> **Short problem**
Each record must be reproduced exactly as it is shown.

Dataset items:
====

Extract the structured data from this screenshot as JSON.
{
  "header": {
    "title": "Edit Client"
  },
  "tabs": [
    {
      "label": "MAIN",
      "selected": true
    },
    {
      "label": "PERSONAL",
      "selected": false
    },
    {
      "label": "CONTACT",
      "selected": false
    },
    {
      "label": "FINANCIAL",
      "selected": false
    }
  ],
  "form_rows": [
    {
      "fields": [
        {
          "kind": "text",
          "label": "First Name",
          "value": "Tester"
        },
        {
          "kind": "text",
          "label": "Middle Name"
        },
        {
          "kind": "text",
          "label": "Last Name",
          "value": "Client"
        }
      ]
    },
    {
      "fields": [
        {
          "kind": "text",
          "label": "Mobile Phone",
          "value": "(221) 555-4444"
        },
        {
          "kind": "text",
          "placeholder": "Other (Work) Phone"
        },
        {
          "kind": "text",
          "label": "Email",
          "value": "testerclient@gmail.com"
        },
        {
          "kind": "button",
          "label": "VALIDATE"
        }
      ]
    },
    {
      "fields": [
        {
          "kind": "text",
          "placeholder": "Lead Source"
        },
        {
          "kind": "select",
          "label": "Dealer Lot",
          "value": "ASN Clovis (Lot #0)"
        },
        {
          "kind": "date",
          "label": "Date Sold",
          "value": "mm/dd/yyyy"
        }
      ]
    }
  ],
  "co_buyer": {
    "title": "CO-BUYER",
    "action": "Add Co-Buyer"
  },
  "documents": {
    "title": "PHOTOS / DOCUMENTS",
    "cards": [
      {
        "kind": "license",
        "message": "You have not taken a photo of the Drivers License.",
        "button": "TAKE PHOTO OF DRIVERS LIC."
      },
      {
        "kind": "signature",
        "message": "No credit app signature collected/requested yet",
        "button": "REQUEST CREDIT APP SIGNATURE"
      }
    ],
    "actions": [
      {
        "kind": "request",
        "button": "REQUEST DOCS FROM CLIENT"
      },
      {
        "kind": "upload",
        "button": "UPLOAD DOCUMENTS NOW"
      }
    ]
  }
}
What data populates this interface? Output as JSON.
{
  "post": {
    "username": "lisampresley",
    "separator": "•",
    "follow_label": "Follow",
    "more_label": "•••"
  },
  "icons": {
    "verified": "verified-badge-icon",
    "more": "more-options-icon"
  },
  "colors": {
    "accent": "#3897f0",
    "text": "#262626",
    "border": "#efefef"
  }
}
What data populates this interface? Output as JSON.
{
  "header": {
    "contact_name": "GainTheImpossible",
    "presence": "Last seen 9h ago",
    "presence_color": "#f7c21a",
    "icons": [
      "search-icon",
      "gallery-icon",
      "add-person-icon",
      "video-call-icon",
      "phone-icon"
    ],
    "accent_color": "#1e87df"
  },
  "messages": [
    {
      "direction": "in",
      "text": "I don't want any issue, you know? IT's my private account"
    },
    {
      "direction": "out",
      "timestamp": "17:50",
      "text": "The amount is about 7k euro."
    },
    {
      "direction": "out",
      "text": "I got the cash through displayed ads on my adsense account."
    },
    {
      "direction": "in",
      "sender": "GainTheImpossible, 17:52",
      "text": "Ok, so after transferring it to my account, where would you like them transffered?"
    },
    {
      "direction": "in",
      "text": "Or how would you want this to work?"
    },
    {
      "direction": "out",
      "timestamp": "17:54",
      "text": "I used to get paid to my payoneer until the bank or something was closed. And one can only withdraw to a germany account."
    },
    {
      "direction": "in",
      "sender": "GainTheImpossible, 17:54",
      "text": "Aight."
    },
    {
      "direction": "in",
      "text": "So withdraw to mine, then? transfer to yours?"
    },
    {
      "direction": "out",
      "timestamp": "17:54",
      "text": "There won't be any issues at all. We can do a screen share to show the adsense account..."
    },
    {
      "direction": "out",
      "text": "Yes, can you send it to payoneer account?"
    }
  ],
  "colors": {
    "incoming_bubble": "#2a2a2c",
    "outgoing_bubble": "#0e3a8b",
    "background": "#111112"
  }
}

====

> **Written solution**
Extract the structured data from this screenshot as JSON.
{
  "header": {
    "title": "Edit Client"
  },
  "tabs": [
    {
      "label": "MAIN",
      "selected": true
    },
    {
      "label": "PERSONAL",
      "selected": false
    },
    {
      "label": "CONTACT",
      "selected": false
    },
    {
      "label": "FINANCIAL",
      "selected": false
    }
  ],
  "form_rows": [
    {
      "fields": [
        {
          "kind": "text",
          "label": "First Name",
          "value": "Tester"
        },
        {
          "kind": "text",
          "label": "Middle Name"
        },
        {
          "kind": "text",
          "label": "Last Name",
          "value": "Client"
        }
      ]
    },
    {
      "fields": [
        {
          "kind": "text",
          "label": "Mobile Phone",
          "value": "(221) 555-4444"
        },
        {
          "kind": "text",
          "placeholder": "Other (Work) Phone"
        },
        {
          "kind": "text",
          "label": "Email",
          "value": "testerclient@gmail.com"
        },
        {
          "kind": "button",
          "label": "VALIDATE"
        }
      ]
    },
    {
      "fields": [
        {
          "kind": "text",
          "placeholder": "Lead Source"
        },
        {
          "kind": "select",
          "label": "Dealer Lot",
          "value": "ASN Clovis (Lot #0)"
        },
        {
          "kind": "date",
          "label": "Date Sold",
          "value": "mm/dd/yyyy"
        }
      ]
    }
  ],
  "co_buyer": {
    "title": "CO-BUYER",
    "action": "Add Co-Buyer"
  },
  "documents": {
    "title": "PHOTOS / DOCUMENTS",
    "cards": [
      {
        "kind": "license",
        "message": "You have not taken a photo of the Drivers License.",
        "button": "TAKE PHOTO OF DRIVERS LIC."
      },
      {
        "kind": "signature",
        "message": "No credit app signature collected/requested yet",
        "button": "REQUEST CREDIT APP SIGNATURE"
      }
    ],
    "actions": [
      {
        "kind": "request",
        "button": "REQUEST DOCS FROM CLIENT"
      },
      {
        "kind": "upload",
        "button": "UPLOAD DOCUMENTS NOW"
      }
    ]
  }
}
What data populates this interface? Output as JSON.
{
  "post": {
    "username": "lisampresley",
    "separator": "•",
    "follow_label": "Follow",
    "more_label": "•••"
  },
  "icons": {
    "verified": "verified-badge-icon",
    "more": "more-options-icon"
  },
  "colors": {
    "accent": "#3897f0",
    "text": "#262626",
    "border": "#efefef"
  }
}
What data populates this interface? Output as JSON.
{
  "header": {
    "contact_name": "GainTheImpossible",
    "presence": "Last seen 9h ago",
    "presence_color": "#f7c21a",
    "icons": [
      "search-icon",
      "gallery-icon",
      "add-person-icon",
      "video-call-icon",
      "phone-icon"
    ],
    "accent_color": "#1e87df"
  },
  "messages": [
    {
      "direction": "in",
      "text": "I don't want any issue, you know? IT's my private account"
    },
    {
      "direction": "out",
      "timestamp": "17:50",
      "text": "The amount is about 7k euro."
    },
    {
      "direction": "out",
      "text": "I got the cash through displayed ads on my adsense account."
    },
    {
      "direction": "in",
      "sender": "GainTheImpossible, 17:52",
      "text": "Ok, so after transferring it to my account, where would you like them transffered?"
    },
    {
      "direction": "in",
      "text": "Or how would you want this to work?"
    },
    {
      "direction": "out",
      "timestamp": "17:54",
      "text": "I used to get paid to my payoneer until the bank or something was closed. And one can only withdraw to a germany account."
    },
    {
      "direction": "in",
      "sender": "GainTheImpossible, 17:54",
      "text": "Aight."
    },
    {
      "direction": "in",
      "text": "So withdraw to mine, then? transfer to yours?"
    },
    {
      "direction": "out",
      "timestamp": "17:54",
      "text": "There won't be any issues at all. We can do a screen share to show the adsense account..."
    },
    {
      "direction": "out",
      "text": "Yes, can you send it to payoneer account?"
    }
  ],
  "colors": {
    "incoming_bubble": "#2a2a2c",
    "outgoing_bubble": "#0e3a8b",
    "background": "#111112"
  }
}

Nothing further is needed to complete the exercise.